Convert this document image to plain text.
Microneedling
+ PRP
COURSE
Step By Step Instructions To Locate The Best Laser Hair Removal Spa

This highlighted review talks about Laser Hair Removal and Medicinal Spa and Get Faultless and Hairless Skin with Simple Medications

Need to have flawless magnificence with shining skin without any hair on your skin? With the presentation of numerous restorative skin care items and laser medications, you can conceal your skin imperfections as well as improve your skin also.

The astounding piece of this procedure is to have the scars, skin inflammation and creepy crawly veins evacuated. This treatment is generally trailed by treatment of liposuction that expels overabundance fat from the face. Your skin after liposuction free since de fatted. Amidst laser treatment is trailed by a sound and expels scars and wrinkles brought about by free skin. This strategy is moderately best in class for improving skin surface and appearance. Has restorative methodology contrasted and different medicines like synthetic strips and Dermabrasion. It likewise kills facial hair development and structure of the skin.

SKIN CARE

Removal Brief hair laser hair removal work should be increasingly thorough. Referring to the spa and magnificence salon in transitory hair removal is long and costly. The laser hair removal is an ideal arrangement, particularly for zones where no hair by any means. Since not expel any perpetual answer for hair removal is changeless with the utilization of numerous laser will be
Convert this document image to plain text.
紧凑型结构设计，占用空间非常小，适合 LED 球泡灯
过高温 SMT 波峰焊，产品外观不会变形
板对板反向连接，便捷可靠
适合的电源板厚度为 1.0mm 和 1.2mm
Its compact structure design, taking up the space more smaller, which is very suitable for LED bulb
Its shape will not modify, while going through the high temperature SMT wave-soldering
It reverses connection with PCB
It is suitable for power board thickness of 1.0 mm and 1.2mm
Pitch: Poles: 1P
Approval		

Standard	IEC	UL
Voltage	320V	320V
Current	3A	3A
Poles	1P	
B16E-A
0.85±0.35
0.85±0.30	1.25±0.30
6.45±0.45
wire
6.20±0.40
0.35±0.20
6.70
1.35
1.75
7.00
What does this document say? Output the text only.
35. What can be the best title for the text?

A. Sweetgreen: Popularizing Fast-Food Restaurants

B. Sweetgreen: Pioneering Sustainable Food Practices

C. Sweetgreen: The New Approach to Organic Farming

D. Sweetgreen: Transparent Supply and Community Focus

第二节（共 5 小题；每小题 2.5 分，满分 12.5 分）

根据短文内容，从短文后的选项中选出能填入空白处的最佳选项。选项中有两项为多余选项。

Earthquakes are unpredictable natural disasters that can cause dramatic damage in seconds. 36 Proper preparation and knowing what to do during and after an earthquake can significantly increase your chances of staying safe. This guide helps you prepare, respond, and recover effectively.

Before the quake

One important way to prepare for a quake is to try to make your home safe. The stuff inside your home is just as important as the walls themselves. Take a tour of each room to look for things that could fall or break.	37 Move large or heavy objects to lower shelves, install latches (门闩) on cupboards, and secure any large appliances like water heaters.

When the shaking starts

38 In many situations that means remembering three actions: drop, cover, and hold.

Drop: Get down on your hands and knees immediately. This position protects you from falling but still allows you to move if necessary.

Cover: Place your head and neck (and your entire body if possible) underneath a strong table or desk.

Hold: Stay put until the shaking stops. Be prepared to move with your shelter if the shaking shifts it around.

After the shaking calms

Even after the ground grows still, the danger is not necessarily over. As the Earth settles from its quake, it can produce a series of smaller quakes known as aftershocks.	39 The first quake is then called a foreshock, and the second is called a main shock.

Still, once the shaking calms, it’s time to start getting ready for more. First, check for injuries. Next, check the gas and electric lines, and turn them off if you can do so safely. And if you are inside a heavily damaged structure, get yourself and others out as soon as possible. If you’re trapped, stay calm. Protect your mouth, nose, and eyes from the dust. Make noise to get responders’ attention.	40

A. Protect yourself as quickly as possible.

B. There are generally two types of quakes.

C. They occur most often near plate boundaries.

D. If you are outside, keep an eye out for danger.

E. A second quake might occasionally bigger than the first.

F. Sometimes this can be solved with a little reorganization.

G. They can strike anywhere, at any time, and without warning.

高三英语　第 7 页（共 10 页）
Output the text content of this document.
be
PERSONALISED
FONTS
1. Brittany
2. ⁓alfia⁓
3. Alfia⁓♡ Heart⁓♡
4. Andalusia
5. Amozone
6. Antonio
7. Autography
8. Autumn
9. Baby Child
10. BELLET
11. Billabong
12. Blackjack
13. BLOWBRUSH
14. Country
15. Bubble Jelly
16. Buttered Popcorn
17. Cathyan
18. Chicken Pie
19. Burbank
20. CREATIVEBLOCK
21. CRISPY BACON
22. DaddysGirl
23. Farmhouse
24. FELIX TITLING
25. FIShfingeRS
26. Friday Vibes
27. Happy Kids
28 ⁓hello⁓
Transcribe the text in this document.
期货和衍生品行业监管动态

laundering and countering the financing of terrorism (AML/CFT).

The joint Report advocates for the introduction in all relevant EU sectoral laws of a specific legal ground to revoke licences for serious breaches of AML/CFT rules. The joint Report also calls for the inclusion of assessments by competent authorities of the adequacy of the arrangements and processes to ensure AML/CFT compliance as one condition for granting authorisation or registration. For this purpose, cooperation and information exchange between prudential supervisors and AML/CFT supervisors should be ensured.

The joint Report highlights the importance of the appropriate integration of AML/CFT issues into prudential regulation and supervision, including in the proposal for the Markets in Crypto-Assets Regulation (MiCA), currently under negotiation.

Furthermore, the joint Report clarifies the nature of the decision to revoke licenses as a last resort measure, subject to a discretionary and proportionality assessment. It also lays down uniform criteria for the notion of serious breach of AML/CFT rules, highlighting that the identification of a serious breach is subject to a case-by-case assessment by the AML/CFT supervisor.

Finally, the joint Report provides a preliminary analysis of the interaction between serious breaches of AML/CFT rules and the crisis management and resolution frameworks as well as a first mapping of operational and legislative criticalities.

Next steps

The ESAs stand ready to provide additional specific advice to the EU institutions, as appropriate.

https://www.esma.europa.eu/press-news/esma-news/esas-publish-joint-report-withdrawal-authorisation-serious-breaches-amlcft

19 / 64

What the task requires: Copy all lines from the material that include "revoke".

Exercise response:
The joint Report advocates for the introduction in all relevant EU sectoral laws of a specific legal ground to revoke licences for serious breaches of AML/CFT rules. The joint Report also calls for the inclusion of assessments by competent authorities of the adequacy of the arrangements and processes to ensure AML/CFT compliance as one condition for granting authorisation or registration. For this purpose, cooperation and information exchange between prudential supervisors and AML/CFT supervisors should be ensured.
Furthermore, the joint Report clarifies the nature of the decision to revoke licenses as a last resort measure, subject to a discretionary and proportionality assessment. It also lays down uniform criteria for the notion of serious breach of AML/CFT rules, highlighting that the identification of a serious breach is subject to a case-by-case assessment by the AML/CFT supervisor.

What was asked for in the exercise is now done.